Exercise brief:
In the data below, find each line containing the string "structure" and return it.
-- start --
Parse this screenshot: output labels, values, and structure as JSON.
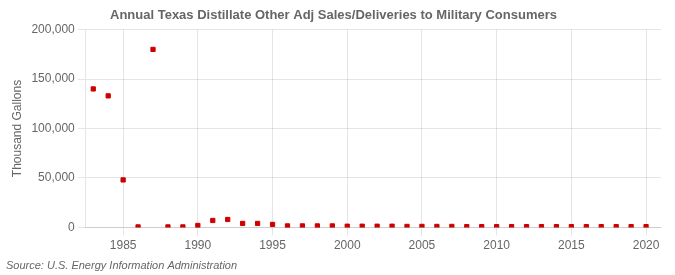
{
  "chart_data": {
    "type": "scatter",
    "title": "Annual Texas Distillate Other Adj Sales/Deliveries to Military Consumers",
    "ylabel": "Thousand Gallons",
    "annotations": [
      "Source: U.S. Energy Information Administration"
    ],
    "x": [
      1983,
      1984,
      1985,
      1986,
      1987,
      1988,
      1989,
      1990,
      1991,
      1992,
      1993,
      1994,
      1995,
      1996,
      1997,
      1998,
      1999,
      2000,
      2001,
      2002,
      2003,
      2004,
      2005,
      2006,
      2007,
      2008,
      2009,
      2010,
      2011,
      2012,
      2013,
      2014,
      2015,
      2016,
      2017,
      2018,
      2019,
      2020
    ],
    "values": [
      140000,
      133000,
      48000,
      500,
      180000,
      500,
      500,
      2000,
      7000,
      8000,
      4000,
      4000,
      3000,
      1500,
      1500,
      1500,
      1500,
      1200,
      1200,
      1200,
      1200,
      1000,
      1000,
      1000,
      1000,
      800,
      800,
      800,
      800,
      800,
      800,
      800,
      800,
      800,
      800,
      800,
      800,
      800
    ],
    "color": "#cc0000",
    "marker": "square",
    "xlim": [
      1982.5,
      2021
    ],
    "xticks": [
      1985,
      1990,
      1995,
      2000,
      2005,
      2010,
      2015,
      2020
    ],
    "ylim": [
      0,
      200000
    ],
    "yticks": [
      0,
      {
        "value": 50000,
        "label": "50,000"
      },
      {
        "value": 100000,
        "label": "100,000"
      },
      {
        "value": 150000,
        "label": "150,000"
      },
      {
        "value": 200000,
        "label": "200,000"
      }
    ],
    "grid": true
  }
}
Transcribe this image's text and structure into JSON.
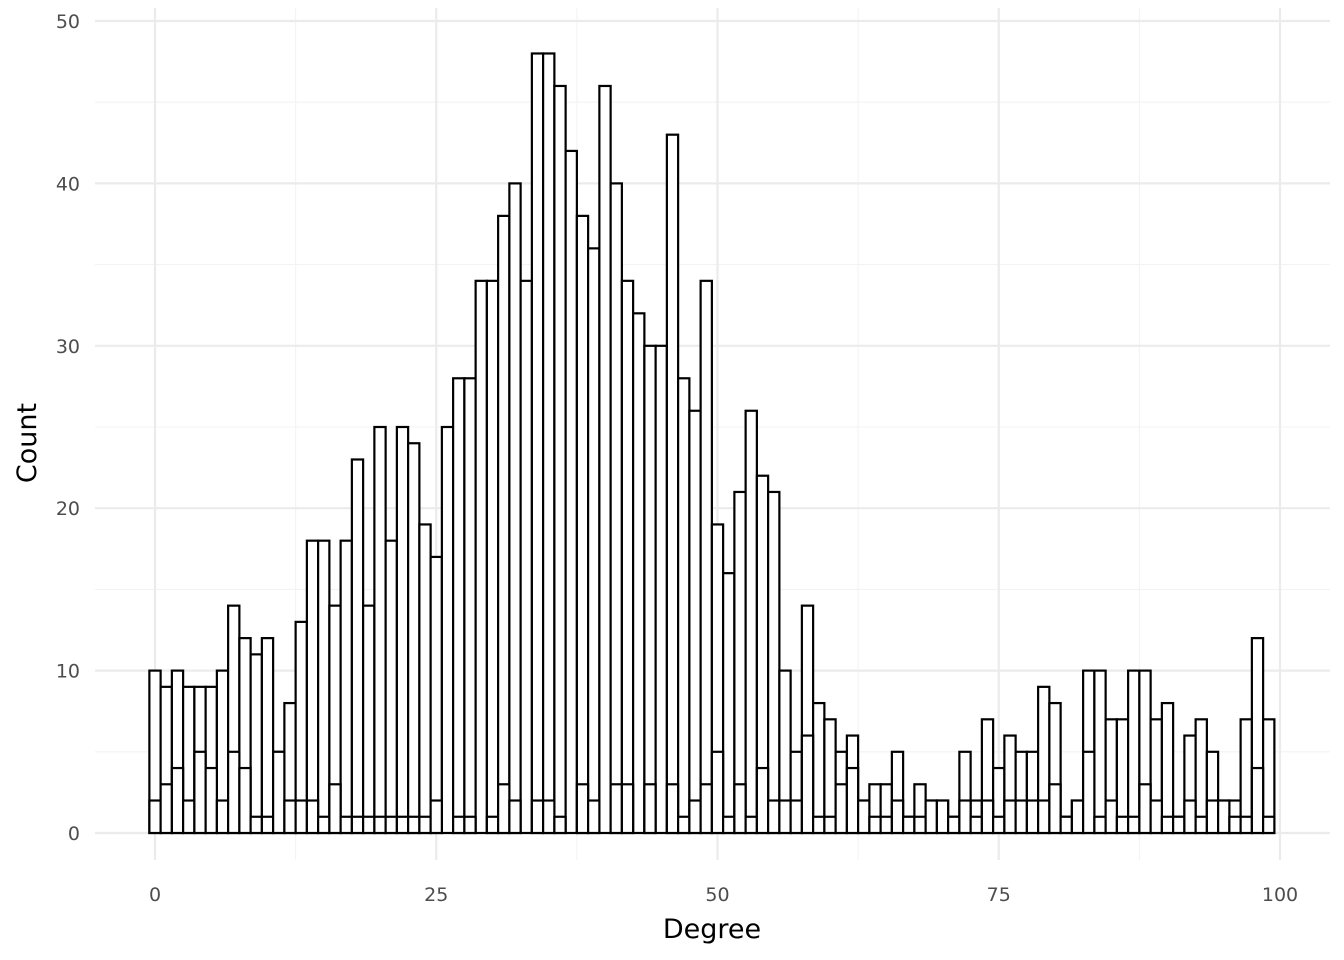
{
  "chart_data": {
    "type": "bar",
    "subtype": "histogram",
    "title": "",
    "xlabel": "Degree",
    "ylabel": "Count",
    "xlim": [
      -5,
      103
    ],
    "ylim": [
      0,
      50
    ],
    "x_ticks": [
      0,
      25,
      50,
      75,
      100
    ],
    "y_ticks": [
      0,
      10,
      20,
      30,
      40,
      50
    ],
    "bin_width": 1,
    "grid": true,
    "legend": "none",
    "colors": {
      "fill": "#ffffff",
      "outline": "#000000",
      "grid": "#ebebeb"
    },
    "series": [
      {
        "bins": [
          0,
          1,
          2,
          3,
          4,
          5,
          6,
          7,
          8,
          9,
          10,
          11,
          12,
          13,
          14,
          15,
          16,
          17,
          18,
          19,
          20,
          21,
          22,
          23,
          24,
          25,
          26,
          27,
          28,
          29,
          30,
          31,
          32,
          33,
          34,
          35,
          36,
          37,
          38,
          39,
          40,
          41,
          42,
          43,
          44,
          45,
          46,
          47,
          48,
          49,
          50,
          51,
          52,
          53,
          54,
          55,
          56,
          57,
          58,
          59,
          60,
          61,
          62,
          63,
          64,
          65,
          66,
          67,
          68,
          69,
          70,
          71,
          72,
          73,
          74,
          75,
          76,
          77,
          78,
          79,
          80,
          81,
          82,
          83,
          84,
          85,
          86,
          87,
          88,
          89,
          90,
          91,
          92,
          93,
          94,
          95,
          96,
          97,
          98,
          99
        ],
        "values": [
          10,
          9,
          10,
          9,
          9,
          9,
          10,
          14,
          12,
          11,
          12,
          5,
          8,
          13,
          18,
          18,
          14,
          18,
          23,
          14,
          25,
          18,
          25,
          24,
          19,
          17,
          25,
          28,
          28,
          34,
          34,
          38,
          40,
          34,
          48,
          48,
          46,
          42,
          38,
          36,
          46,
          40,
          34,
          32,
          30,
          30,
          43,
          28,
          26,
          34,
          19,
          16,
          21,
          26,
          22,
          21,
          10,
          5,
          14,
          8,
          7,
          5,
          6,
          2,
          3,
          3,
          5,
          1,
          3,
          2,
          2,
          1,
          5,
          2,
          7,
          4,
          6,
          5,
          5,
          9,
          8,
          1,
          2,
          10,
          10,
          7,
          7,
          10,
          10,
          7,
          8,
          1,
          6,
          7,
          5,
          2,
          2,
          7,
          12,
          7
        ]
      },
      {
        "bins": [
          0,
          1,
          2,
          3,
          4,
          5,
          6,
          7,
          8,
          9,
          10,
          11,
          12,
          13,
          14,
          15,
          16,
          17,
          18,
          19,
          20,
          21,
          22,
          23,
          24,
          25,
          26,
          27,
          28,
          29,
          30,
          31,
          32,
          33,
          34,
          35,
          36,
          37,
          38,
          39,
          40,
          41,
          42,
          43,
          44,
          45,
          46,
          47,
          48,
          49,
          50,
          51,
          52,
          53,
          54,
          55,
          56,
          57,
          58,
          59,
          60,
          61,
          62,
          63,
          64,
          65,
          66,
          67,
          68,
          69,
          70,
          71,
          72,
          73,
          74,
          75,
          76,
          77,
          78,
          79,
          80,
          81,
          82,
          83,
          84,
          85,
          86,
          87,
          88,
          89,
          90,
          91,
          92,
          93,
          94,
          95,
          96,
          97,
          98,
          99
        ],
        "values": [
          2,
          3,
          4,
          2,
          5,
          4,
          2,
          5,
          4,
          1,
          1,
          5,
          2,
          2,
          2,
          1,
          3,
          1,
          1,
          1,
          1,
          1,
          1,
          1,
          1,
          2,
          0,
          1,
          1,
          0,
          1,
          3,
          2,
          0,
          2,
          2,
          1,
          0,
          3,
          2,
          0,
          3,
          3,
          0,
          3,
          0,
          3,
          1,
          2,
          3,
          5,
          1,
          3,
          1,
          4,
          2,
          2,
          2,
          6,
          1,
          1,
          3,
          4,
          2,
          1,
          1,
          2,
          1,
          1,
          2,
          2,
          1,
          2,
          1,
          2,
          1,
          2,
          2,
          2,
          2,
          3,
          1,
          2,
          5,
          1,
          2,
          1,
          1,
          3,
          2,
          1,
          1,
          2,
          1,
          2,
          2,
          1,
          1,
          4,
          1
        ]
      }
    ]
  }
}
-- end --
Solution to the problem:
Parse this screenshot: output labels, values, and structure as JSON.
Transcribe this image's text and structure into JSON.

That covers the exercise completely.